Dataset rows
-- Start --

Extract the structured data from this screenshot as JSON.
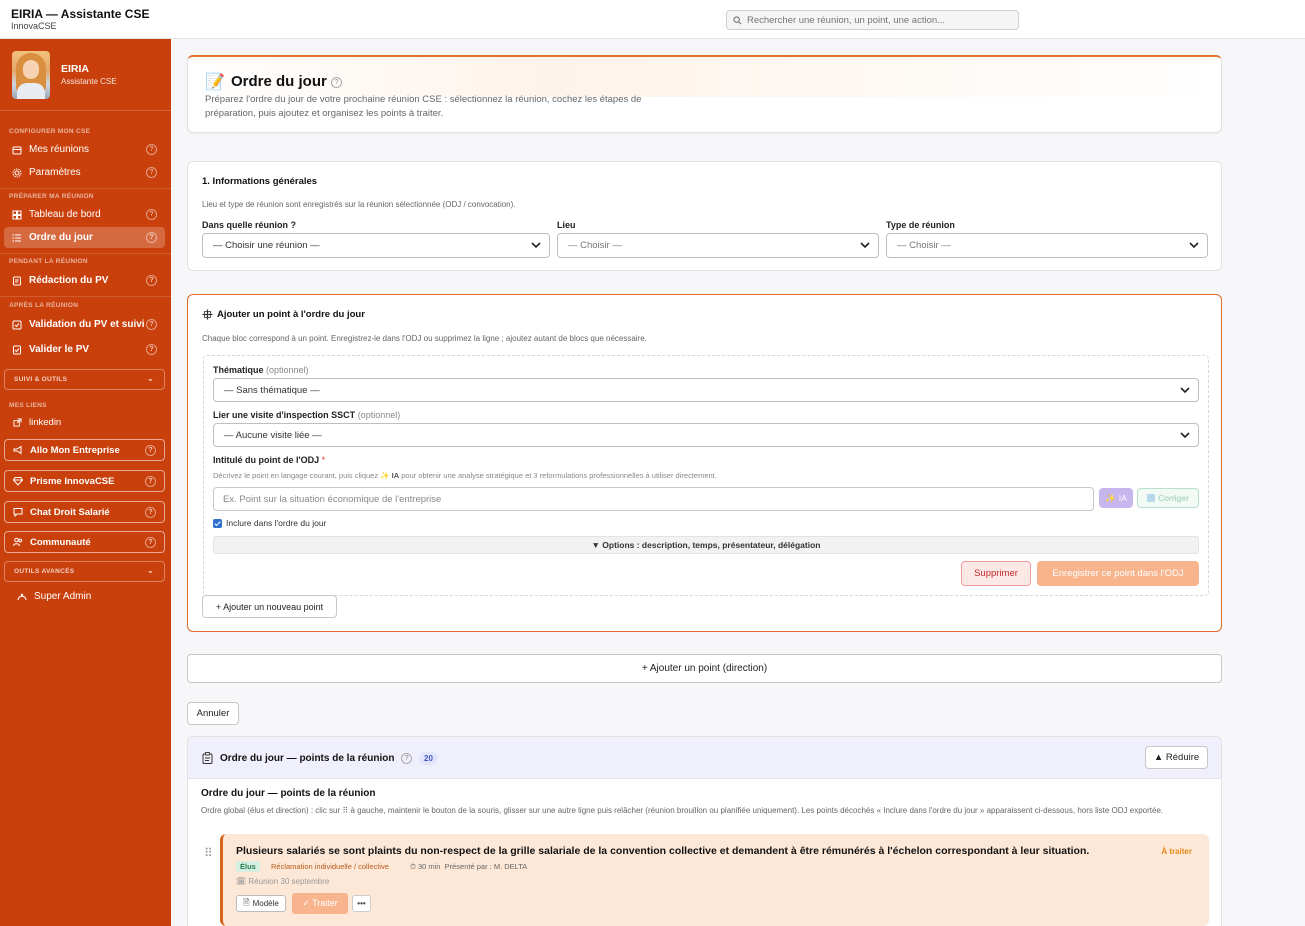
{
  "app": {
    "title": "EIRIA — Assistante CSE",
    "subtitle": "InnovaCSE"
  },
  "search": {
    "placeholder": "Rechercher une réunion, un point, une action..."
  },
  "profile": {
    "name": "EIRIA",
    "role": "Assistante CSE"
  },
  "sidebar": {
    "sections": {
      "configure": "CONFIGURER MON CSE",
      "prepare": "PRÉPARER MA RÉUNION",
      "during": "PENDANT LA RÉUNION",
      "after": "APRÈS LA RÉUNION",
      "tracking": "SUIVI & OUTILS",
      "links": "MES LIENS",
      "advanced": "OUTILS AVANCÉS"
    },
    "items": {
      "reunions": "Mes réunions",
      "parametres": "Paramètres",
      "tableau": "Tableau de bord",
      "odj": "Ordre du jour",
      "redaction": "Rédaction du PV",
      "validation": "Validation du PV et suivi",
      "valider": "Valider le PV",
      "linkedin": "linkedin",
      "allo": "Allo Mon Entreprise",
      "prisme": "Prisme InnovaCSE",
      "chat": "Chat Droit Salarié",
      "communaute": "Communauté",
      "superadmin": "Super Admin"
    },
    "help_glyph": "?",
    "chevron": "⌄"
  },
  "page": {
    "title": "Ordre du jour",
    "help_glyph": "?",
    "description": "Préparez l'ordre du jour de votre prochaine réunion CSE : sélectionnez la réunion, cochez les étapes de préparation, puis ajoutez et organisez les points à traiter."
  },
  "info": {
    "title": "1. Informations générales",
    "desc": "Lieu et type de réunion sont enregistrés sur la réunion sélectionnée (ODJ / convocation).",
    "meeting_label": "Dans quelle réunion ?",
    "meeting_value": "— Choisir une réunion —",
    "place_label": "Lieu",
    "place_value": "— Choisir —",
    "type_label": "Type de réunion",
    "type_value": "— Choisir —"
  },
  "add_point": {
    "title": "Ajouter un point à l'ordre du jour",
    "desc": "Chaque bloc correspond à un point. Enregistrez-le dans l'ODJ ou supprimez la ligne ; ajoutez autant de blocs que nécessaire.",
    "theme_label": "Thématique",
    "theme_optional": "(optionnel)",
    "theme_value": "— Sans thématique —",
    "visit_label": "Lier une visite d'inspection SSCT",
    "visit_optional": "(optionnel)",
    "visit_value": "— Aucune visite liée —",
    "intitule_label": "Intitulé du point de l'ODJ",
    "required_mark": "*",
    "intitule_hint_a": "Décrivez le point en langage courant, puis cliquez",
    "intitule_hint_ia": "IA",
    "intitule_hint_b": "pour obtenir une analyse stratégique et 3 reformulations professionnelles à utiliser directement.",
    "intitule_placeholder": "Ex. Point sur la situation économique de l'entreprise",
    "ia_button": "IA",
    "corriger_button": "Corriger",
    "include_label": "Inclure dans l'ordre du jour",
    "options_label": "▼ Options : description, temps, présentateur, délégation",
    "delete_button": "Supprimer",
    "save_button": "Enregistrer ce point dans l'ODJ",
    "new_point_button": "+ Ajouter un nouveau point"
  },
  "direction_button": "+ Ajouter un point (direction)",
  "cancel_button": "Annuler",
  "odj_list": {
    "title": "Ordre du jour — points de la réunion",
    "help_glyph": "?",
    "count": "20",
    "reduce_button": "▲ Réduire",
    "subtitle": "Ordre du jour — points de la réunion",
    "desc": "Ordre global (élus et direction) : clic sur ⠿ à gauche, maintenir le bouton de la souris, glisser sur une autre ligne puis relâcher (réunion brouillon ou planifiée uniquement). Les points décochés « Inclure dans l'ordre du jour » apparaissent ci-dessous, hors liste ODJ exportée.",
    "drag_handle": "⠿",
    "point": {
      "title": "Plusieurs salariés se sont plaints du non-respect de la grille salariale de la convention collective et demandent à être rémunérés à l'échelon correspondant à leur situation.",
      "status": "À traiter",
      "tag": "Élus",
      "theme": "Réclamation individuelle / collective",
      "duration": "30 min",
      "presenter": "Présenté par : M. DELTA",
      "reunion": "Réunion 30 septembre",
      "model_button": "Modèle",
      "treat_button": "✓ Traiter",
      "more_button": "•••"
    }
  },
  "colors": {
    "sidebar": "#c9400c",
    "accent": "#e06a2c",
    "save": "#f7b48d",
    "point_bg": "#fde7d6"
  }
}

-- End --

Copy every line of the material in which the word "OUTILS" occurs.

      "tracking": "SUIVI & OUTILS",
      "advanced": "OUTILS AVANCÉS"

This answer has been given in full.